Exercise directions: Find the lines of data that contain the string "Kazhydromet", then list them.

Data for this task:
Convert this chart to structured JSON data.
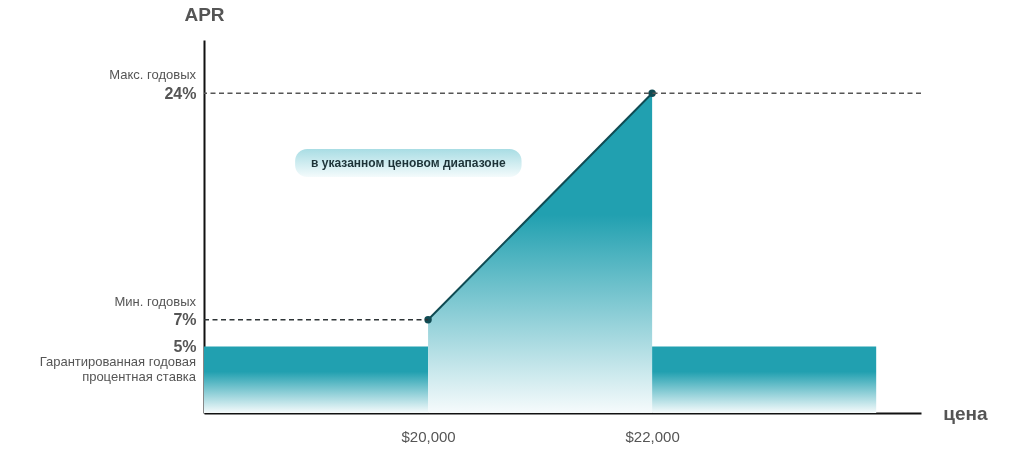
{
  "chart_data": {
    "type": "area",
    "xlabel": "цена",
    "ylabel": "APR",
    "xlim": [
      18000,
      24400
    ],
    "xticks": [
      {
        "value": 20000,
        "label": "$20,000"
      },
      {
        "value": 22000,
        "label": "$22,000"
      }
    ],
    "ylim": [
      0,
      28
    ],
    "yticks": [
      {
        "value": 5,
        "label": "5%"
      },
      {
        "value": 7,
        "label": "7%"
      },
      {
        "value": 24,
        "label": "24%"
      }
    ],
    "series": [
      {
        "color": "#21a0b0",
        "x": [
          18000,
          20000
        ],
        "values": [
          5,
          5
        ]
      },
      {
        "color": "#21a0b0",
        "x": [
          20000,
          22000
        ],
        "values": [
          7,
          24
        ],
        "marker": "circle",
        "line_style": "solid"
      },
      {
        "color": "#21a0b0",
        "x": [
          22000,
          24000
        ],
        "values": [
          5,
          5
        ]
      },
      {
        "type": "line",
        "color": "#2e3436",
        "x": [
          18000,
          20000
        ],
        "values": [
          7,
          7
        ],
        "line_style": "dashed"
      }
    ],
    "ref_lines": [
      {
        "axis": "y",
        "value": 24,
        "line_style": "dashed",
        "color": "#555555"
      }
    ],
    "annotations": [
      "Макс. годовых",
      "Мин. годовых",
      "Гарантированная годовая процентная ставка",
      "в указанном ценовом диапазоне"
    ]
  }
}
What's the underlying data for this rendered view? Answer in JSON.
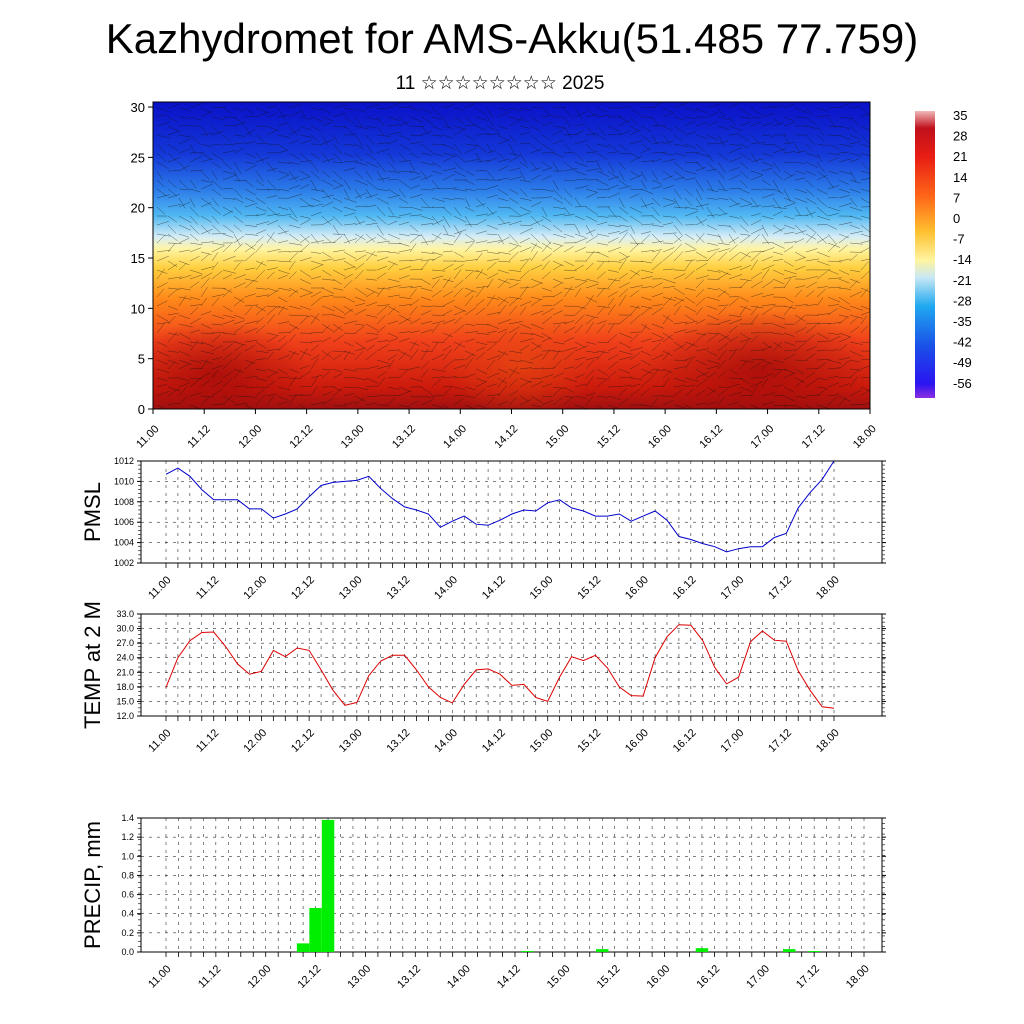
{
  "title": "Kazhydromet for AMS-Akku(51.485 77.759)",
  "subtitle": "11 ☆☆☆☆☆☆☆☆ 2025",
  "colors": {
    "pmsl": "#0000cc",
    "temp": "#dd0000",
    "precip": "#00ee00"
  },
  "chart_data": [
    {
      "type": "heatmap",
      "title": "Kazhydromet for AMS-Akku(51.485 77.759)",
      "x_ticks": [
        "11.00",
        "11.12",
        "12.00",
        "12.12",
        "13.00",
        "13.12",
        "14.00",
        "14.12",
        "15.00",
        "15.12",
        "16.00",
        "16.12",
        "17.00",
        "17.12",
        "18.00"
      ],
      "y_ticks": [
        "0",
        "5",
        "10",
        "15",
        "20",
        "25",
        "30"
      ],
      "ylim": [
        0,
        30.5
      ],
      "colorbar": {
        "labels": [
          "35",
          "28",
          "21",
          "14",
          "7",
          "0",
          "-7",
          "-14",
          "-21",
          "-28",
          "-35",
          "-42",
          "-49",
          "-56"
        ]
      },
      "overlay": "wind barbs"
    },
    {
      "type": "line",
      "ylabel": "PMSL",
      "ylim": [
        1002,
        1012
      ],
      "y_ticks": [
        "1002",
        "1004",
        "1006",
        "1008",
        "1010",
        "1012"
      ],
      "x_ticks": [
        "11.00",
        "11.12",
        "12.00",
        "12.12",
        "13.00",
        "13.12",
        "14.00",
        "14.12",
        "15.00",
        "15.12",
        "16.00",
        "16.12",
        "17.00",
        "17.12",
        "18.00"
      ],
      "x_hours": [
        0,
        3,
        6,
        9,
        12,
        15,
        18,
        21,
        24,
        27,
        30,
        33,
        36,
        39,
        42,
        45,
        48,
        51,
        54,
        57,
        60,
        63,
        66,
        69,
        72,
        75,
        78,
        81,
        84,
        87,
        90,
        93,
        96,
        99,
        102,
        105,
        108,
        111,
        114,
        117,
        120,
        123,
        126,
        129,
        132,
        135,
        138,
        141,
        144,
        147,
        150,
        153,
        156,
        159,
        162,
        165,
        168
      ],
      "values": [
        1010.7,
        1011.3,
        1010.5,
        1009.2,
        1008.2,
        1008.2,
        1008.2,
        1007.3,
        1007.3,
        1006.4,
        1006.8,
        1007.3,
        1008.5,
        1009.6,
        1009.9,
        1010.0,
        1010.1,
        1010.5,
        1009.3,
        1008.3,
        1007.5,
        1007.2,
        1006.8,
        1005.5,
        1006.1,
        1006.6,
        1005.8,
        1005.7,
        1006.2,
        1006.8,
        1007.2,
        1007.1,
        1007.9,
        1008.2,
        1007.4,
        1007.1,
        1006.6,
        1006.6,
        1006.8,
        1006.1,
        1006.6,
        1007.1,
        1006.2,
        1004.6,
        1004.3,
        1003.9,
        1003.6,
        1003.1,
        1003.4,
        1003.6,
        1003.6,
        1004.5,
        1004.9,
        1007.4,
        1008.9,
        1010.2,
        1012.0
      ]
    },
    {
      "type": "line",
      "ylabel": "TEMP at 2 M",
      "ylim": [
        12,
        33
      ],
      "y_ticks": [
        "12.0",
        "15.0",
        "18.0",
        "21.0",
        "24.0",
        "27.0",
        "30.0",
        "33.0"
      ],
      "x_ticks": [
        "11.00",
        "11.12",
        "12.00",
        "12.12",
        "13.00",
        "13.12",
        "14.00",
        "14.12",
        "15.00",
        "15.12",
        "16.00",
        "16.12",
        "17.00",
        "17.12",
        "18.00"
      ],
      "x_hours": [
        0,
        3,
        6,
        9,
        12,
        15,
        18,
        21,
        24,
        27,
        30,
        33,
        36,
        39,
        42,
        45,
        48,
        51,
        54,
        57,
        60,
        63,
        66,
        69,
        72,
        75,
        78,
        81,
        84,
        87,
        90,
        93,
        96,
        99,
        102,
        105,
        108,
        111,
        114,
        117,
        120,
        123,
        126,
        129,
        132,
        135,
        138,
        141,
        144,
        147,
        150,
        153,
        156,
        159,
        162,
        165,
        168
      ],
      "values": [
        17.9,
        24.0,
        27.5,
        29.2,
        29.3,
        26.3,
        22.7,
        20.6,
        21.2,
        25.5,
        24.2,
        26.0,
        25.5,
        21.5,
        17.3,
        14.2,
        14.8,
        20.3,
        23.3,
        24.5,
        24.5,
        21.5,
        18.0,
        15.8,
        14.7,
        18.5,
        21.5,
        21.7,
        20.6,
        18.3,
        18.5,
        15.8,
        15.0,
        20.0,
        24.2,
        23.4,
        24.5,
        21.9,
        18.0,
        16.2,
        16.1,
        24.0,
        28.3,
        30.8,
        30.7,
        27.5,
        22.0,
        18.6,
        20.0,
        27.3,
        29.5,
        27.6,
        27.4,
        21.3,
        17.3,
        13.9,
        13.6
      ]
    },
    {
      "type": "bar",
      "ylabel": "PRECIP, mm",
      "ylim": [
        0,
        1.4
      ],
      "y_ticks": [
        "0.0",
        "0.2",
        "0.4",
        "0.6",
        "0.8",
        "1.0",
        "1.2",
        "1.4"
      ],
      "x_ticks": [
        "11.00",
        "11.12",
        "12.00",
        "12.12",
        "13.00",
        "13.12",
        "14.00",
        "14.12",
        "15.00",
        "15.12",
        "16.00",
        "16.12",
        "17.00",
        "17.12",
        "18.00"
      ],
      "bar_hours": [
        33,
        36,
        39,
        87,
        105,
        129,
        150,
        156
      ],
      "values": [
        0.09,
        0.46,
        1.38,
        0.01,
        0.03,
        0.04,
        0.03,
        0.01
      ]
    }
  ]
}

Finished task:
  "title": "Kazhydromet for AMS-Akku(51.485 77.759)",
      "title": "Kazhydromet for AMS-Akku(51.485 77.759)",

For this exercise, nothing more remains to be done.